▶ **GIVEN TASK**
Write out all of the entries exactly as given.

[Extracts from a graphics dataset]
######
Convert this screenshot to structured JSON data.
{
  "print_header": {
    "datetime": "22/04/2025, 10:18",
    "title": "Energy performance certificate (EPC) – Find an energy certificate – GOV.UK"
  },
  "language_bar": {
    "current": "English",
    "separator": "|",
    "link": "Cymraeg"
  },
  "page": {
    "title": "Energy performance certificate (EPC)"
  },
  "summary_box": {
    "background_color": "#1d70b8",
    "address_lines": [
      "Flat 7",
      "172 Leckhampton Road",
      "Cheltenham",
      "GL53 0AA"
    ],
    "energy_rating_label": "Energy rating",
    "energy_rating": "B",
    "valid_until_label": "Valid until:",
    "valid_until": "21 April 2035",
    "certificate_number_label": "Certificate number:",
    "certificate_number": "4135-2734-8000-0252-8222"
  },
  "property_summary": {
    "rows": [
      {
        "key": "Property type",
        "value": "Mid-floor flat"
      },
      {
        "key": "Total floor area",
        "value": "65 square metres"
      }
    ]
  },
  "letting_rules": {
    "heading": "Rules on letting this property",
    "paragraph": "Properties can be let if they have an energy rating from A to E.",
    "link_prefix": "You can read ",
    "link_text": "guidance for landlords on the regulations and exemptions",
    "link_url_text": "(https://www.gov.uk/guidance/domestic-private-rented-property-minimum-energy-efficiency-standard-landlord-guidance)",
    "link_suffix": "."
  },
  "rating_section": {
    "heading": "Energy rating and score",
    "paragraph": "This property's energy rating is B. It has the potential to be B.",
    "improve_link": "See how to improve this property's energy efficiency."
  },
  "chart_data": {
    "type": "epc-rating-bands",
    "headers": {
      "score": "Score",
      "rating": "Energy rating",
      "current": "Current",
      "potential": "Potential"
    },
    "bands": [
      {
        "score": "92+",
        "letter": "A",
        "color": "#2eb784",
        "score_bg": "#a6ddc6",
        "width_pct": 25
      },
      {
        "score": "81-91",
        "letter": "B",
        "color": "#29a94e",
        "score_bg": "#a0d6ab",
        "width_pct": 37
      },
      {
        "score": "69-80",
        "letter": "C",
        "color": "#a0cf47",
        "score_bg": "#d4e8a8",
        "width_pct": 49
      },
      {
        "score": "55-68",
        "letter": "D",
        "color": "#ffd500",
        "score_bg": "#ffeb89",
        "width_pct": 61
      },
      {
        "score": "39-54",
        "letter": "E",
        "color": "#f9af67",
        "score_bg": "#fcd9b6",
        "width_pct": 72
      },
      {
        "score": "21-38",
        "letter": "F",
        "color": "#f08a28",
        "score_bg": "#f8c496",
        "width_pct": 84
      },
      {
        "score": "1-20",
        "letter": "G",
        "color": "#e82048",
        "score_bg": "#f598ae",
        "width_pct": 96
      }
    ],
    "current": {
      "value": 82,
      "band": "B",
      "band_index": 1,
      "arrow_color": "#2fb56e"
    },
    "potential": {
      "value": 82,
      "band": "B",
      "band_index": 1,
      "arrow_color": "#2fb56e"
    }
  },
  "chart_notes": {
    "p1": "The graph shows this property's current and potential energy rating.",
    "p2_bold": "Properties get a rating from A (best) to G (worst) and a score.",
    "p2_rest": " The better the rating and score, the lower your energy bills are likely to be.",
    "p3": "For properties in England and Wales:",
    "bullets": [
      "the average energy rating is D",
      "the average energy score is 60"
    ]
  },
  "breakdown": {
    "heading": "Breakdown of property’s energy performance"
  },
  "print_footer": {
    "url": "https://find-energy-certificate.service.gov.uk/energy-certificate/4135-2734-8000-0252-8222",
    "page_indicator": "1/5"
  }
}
######
▶ **FINISHED EXERCISE**
Convert this screenshot to structured JSON data.
{
  "print_header": {
    "datetime": "22/04/2025, 10:18",
    "title": "Energy performance certificate (EPC) – Find an energy certificate – GOV.UK"
  },
  "language_bar": {
    "current": "English",
    "separator": "|",
    "link": "Cymraeg"
  },
  "page": {
    "title": "Energy performance certificate (EPC)"
  },
  "summary_box": {
    "background_color": "#1d70b8",
    "address_lines": [
      "Flat 7",
      "172 Leckhampton Road",
      "Cheltenham",
      "GL53 0AA"
    ],
    "energy_rating_label": "Energy rating",
    "energy_rating": "B",
    "valid_until_label": "Valid until:",
    "valid_until": "21 April 2035",
    "certificate_number_label": "Certificate number:",
    "certificate_number": "4135-2734-8000-0252-8222"
  },
  "property_summary": {
    "rows": [
      {
        "key": "Property type",
        "value": "Mid-floor flat"
      },
      {
        "key": "Total floor area",
        "value": "65 square metres"
      }
    ]
  },
  "letting_rules": {
    "heading": "Rules on letting this property",
    "paragraph": "Properties can be let if they have an energy rating from A to E.",
    "link_prefix": "You can read ",
    "link_text": "guidance for landlords on the regulations and exemptions",
    "link_url_text": "(https://www.gov.uk/guidance/domestic-private-rented-property-minimum-energy-efficiency-standard-landlord-guidance)",
    "link_suffix": "."
  },
  "rating_section": {
    "heading": "Energy rating and score",
    "paragraph": "This property's energy rating is B. It has the potential to be B.",
    "improve_link": "See how to improve this property's energy efficiency."
  },
  "chart_data": {
    "type": "epc-rating-bands",
    "headers": {
      "score": "Score",
      "rating": "Energy rating",
      "current": "Current",
      "potential": "Potential"
    },
    "bands": [
      {
        "score": "92+",
        "letter": "A",
        "color": "#2eb784",
        "score_bg": "#a6ddc6",
        "width_pct": 25
      },
      {
        "score": "81-91",
        "letter": "B",
        "color": "#29a94e",
        "score_bg": "#a0d6ab",
        "width_pct": 37
      },
      {
        "score": "69-80",
        "letter": "C",
        "color": "#a0cf47",
        "score_bg": "#d4e8a8",
        "width_pct": 49
      },
      {
        "score": "55-68",
        "letter": "D",
        "color": "#ffd500",
        "score_bg": "#ffeb89",
        "width_pct": 61
      },
      {
        "score": "39-54",
        "letter": "E",
        "color": "#f9af67",
        "score_bg": "#fcd9b6",
        "width_pct": 72
      },
      {
        "score": "21-38",
        "letter": "F",
        "color": "#f08a28",
        "score_bg": "#f8c496",
        "width_pct": 84
      },
      {
        "score": "1-20",
        "letter": "G",
        "color": "#e82048",
        "score_bg": "#f598ae",
        "width_pct": 96
      }
    ],
    "current": {
      "value": 82,
      "band": "B",
      "band_index": 1,
      "arrow_color": "#2fb56e"
    },
    "potential": {
      "value": 82,
      "band": "B",
      "band_index": 1,
      "arrow_color": "#2fb56e"
    }
  },
  "chart_notes": {
    "p1": "The graph shows this property's current and potential energy rating.",
    "p2_bold": "Properties get a rating from A (best) to G (worst) and a score.",
    "p2_rest": " The better the rating and score, the lower your energy bills are likely to be.",
    "p3": "For properties in England and Wales:",
    "bullets": [
      "the average energy rating is D",
      "the average energy score is 60"
    ]
  },
  "breakdown": {
    "heading": "Breakdown of property’s energy performance"
  },
  "print_footer": {
    "url": "https://find-energy-certificate.service.gov.uk/energy-certificate/4135-2734-8000-0252-8222",
    "page_indicator": "1/5"
  }
}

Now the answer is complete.